#### Task to carry out:
Draw out every line with the word "increases" from the listing below.

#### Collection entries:
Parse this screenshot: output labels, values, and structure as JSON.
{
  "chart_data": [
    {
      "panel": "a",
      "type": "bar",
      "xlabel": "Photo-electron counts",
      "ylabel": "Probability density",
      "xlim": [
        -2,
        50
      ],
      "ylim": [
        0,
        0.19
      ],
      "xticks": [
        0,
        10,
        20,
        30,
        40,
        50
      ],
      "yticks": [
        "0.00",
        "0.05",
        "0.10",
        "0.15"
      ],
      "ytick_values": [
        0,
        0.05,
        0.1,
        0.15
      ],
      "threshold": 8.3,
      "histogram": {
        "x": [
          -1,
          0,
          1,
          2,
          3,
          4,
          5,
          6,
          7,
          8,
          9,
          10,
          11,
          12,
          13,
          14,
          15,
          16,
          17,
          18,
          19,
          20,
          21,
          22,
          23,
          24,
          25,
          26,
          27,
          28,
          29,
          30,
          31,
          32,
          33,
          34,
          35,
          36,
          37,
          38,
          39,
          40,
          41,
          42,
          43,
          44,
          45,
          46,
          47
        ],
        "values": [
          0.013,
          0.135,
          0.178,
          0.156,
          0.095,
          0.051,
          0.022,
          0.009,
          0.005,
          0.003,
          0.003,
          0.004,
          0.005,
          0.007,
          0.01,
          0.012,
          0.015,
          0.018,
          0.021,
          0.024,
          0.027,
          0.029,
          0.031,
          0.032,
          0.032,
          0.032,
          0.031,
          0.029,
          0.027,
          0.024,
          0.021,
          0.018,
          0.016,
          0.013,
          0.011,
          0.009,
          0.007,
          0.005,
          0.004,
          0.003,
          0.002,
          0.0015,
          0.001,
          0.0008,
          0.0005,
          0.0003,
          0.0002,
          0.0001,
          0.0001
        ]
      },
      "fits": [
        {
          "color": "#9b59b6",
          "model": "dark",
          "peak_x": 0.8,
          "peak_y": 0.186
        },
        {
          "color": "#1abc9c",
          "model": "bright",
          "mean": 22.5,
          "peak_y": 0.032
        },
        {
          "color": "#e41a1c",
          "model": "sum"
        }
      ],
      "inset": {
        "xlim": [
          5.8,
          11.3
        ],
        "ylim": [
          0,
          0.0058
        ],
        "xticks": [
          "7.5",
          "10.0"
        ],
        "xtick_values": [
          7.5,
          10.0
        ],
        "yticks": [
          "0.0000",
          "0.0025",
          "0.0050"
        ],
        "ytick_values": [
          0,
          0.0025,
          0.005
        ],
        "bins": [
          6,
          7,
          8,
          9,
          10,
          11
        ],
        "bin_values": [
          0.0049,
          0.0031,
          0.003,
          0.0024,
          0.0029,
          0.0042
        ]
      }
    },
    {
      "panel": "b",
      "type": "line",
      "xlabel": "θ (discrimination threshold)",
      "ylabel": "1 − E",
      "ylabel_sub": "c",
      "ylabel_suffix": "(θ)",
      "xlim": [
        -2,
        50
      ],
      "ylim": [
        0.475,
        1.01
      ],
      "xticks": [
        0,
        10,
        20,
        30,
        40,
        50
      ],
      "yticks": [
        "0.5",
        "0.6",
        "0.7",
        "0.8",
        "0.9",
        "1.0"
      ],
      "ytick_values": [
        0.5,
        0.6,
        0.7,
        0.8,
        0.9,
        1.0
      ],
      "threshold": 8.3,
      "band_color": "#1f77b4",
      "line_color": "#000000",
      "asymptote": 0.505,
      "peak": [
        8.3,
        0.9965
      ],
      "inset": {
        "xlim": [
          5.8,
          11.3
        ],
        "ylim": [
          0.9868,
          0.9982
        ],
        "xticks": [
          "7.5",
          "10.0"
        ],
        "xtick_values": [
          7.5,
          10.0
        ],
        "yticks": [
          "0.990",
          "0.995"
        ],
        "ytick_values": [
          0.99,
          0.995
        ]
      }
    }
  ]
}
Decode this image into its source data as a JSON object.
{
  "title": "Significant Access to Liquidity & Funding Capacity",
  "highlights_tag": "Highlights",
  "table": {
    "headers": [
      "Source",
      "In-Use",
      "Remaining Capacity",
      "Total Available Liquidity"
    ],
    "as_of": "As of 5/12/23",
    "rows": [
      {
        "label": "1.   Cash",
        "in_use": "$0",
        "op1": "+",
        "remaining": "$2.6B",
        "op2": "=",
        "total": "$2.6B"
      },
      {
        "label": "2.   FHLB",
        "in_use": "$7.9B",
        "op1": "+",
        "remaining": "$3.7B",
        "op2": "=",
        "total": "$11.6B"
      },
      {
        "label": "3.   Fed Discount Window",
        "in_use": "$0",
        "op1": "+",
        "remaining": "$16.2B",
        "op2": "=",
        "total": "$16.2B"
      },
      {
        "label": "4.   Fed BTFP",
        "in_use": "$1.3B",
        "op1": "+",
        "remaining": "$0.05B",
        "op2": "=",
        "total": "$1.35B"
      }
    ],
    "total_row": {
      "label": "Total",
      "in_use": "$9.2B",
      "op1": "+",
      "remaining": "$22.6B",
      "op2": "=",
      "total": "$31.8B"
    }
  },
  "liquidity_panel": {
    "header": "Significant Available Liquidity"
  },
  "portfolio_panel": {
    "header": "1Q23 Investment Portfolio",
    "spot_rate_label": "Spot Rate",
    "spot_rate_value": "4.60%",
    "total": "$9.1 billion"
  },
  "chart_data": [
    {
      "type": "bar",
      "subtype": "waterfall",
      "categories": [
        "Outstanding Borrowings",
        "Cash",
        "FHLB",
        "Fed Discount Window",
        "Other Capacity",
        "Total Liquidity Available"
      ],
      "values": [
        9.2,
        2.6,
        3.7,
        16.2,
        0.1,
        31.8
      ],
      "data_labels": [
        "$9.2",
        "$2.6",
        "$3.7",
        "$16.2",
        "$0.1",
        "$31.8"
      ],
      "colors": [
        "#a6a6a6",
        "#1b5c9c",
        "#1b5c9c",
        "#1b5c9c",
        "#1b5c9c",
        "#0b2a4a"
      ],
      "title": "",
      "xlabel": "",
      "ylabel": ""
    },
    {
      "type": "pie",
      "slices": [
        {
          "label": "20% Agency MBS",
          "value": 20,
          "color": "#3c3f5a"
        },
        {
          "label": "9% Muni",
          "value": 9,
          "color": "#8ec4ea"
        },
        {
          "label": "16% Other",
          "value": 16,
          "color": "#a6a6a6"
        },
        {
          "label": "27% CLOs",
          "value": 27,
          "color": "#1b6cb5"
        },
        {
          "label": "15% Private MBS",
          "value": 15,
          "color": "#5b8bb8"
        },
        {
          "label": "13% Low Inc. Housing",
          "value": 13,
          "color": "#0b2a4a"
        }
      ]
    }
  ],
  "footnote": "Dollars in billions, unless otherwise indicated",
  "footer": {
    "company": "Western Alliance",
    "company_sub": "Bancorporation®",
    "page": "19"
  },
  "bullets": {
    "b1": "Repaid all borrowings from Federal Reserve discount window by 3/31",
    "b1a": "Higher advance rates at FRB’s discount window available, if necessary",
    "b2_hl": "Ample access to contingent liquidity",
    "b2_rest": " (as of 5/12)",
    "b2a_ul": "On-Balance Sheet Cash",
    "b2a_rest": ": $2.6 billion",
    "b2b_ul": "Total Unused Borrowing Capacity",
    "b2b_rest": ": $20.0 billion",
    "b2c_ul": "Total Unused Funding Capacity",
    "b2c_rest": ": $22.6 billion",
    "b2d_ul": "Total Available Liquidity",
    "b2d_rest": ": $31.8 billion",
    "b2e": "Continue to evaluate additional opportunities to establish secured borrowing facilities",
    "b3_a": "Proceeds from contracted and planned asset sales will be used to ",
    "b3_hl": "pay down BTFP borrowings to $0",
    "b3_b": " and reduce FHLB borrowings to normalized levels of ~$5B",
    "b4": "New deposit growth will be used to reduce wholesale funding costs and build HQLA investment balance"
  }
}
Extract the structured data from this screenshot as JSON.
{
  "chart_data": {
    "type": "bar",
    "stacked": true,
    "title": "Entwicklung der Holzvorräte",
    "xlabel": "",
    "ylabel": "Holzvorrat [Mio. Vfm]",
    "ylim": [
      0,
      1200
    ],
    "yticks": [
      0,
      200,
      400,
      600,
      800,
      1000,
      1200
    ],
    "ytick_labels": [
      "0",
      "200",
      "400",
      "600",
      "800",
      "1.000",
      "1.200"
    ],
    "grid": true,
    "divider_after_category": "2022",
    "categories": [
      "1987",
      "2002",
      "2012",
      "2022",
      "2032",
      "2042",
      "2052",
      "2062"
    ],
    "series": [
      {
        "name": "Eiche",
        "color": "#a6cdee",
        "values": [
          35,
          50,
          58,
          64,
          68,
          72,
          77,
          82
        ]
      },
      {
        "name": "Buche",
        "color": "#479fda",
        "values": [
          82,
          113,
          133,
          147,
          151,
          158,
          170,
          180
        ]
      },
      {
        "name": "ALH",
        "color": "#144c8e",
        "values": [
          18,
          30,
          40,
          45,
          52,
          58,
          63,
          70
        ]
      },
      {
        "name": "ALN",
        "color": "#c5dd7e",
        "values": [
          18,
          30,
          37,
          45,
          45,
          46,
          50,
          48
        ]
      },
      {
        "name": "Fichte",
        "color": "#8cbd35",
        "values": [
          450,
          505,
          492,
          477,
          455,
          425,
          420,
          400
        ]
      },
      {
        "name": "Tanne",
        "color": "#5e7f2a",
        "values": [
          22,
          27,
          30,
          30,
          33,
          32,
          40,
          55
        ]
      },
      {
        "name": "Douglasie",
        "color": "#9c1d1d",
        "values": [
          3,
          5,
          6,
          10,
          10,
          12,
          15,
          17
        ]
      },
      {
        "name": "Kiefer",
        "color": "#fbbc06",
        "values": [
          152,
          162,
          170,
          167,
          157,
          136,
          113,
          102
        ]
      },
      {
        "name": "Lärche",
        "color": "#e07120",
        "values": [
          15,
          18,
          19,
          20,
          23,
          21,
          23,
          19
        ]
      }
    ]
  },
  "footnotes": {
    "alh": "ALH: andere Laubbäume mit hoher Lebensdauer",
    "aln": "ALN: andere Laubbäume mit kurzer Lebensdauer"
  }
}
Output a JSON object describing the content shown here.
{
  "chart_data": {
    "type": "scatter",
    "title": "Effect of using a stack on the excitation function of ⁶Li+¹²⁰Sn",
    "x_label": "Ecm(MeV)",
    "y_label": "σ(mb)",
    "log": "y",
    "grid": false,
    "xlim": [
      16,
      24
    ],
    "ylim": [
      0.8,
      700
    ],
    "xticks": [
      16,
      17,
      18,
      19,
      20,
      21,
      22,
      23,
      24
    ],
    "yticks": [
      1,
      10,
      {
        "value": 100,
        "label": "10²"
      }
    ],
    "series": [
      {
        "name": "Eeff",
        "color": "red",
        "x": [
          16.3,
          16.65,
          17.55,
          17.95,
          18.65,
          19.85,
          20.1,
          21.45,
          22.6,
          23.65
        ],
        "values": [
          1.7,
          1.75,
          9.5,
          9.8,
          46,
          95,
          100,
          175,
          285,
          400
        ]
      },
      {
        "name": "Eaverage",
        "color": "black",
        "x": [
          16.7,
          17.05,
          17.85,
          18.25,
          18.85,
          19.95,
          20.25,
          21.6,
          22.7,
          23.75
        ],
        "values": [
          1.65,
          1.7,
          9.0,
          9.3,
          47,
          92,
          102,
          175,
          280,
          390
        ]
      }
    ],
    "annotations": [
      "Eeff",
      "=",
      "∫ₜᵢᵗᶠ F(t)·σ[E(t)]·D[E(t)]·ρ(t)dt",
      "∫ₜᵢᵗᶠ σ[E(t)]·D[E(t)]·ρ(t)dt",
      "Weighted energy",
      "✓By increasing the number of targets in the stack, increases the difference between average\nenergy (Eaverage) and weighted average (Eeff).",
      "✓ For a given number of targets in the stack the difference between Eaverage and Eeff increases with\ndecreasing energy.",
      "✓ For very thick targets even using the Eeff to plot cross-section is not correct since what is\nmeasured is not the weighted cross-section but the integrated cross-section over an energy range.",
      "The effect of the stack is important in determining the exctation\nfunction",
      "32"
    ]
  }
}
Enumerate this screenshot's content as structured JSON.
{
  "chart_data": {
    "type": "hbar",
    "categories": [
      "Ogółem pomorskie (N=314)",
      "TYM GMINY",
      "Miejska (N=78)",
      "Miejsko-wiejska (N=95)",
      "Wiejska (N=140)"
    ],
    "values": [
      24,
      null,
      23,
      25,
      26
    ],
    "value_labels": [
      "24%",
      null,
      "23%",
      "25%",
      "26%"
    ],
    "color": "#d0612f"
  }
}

#### Exercise output:
      "✓By increasing the number of targets in the stack, increases the difference between average\nenergy (Eaverage) and weighted average (Eeff).",
      "✓ For a given number of targets in the stack the difference between Eaverage and Eeff increases with\ndecreasing energy.",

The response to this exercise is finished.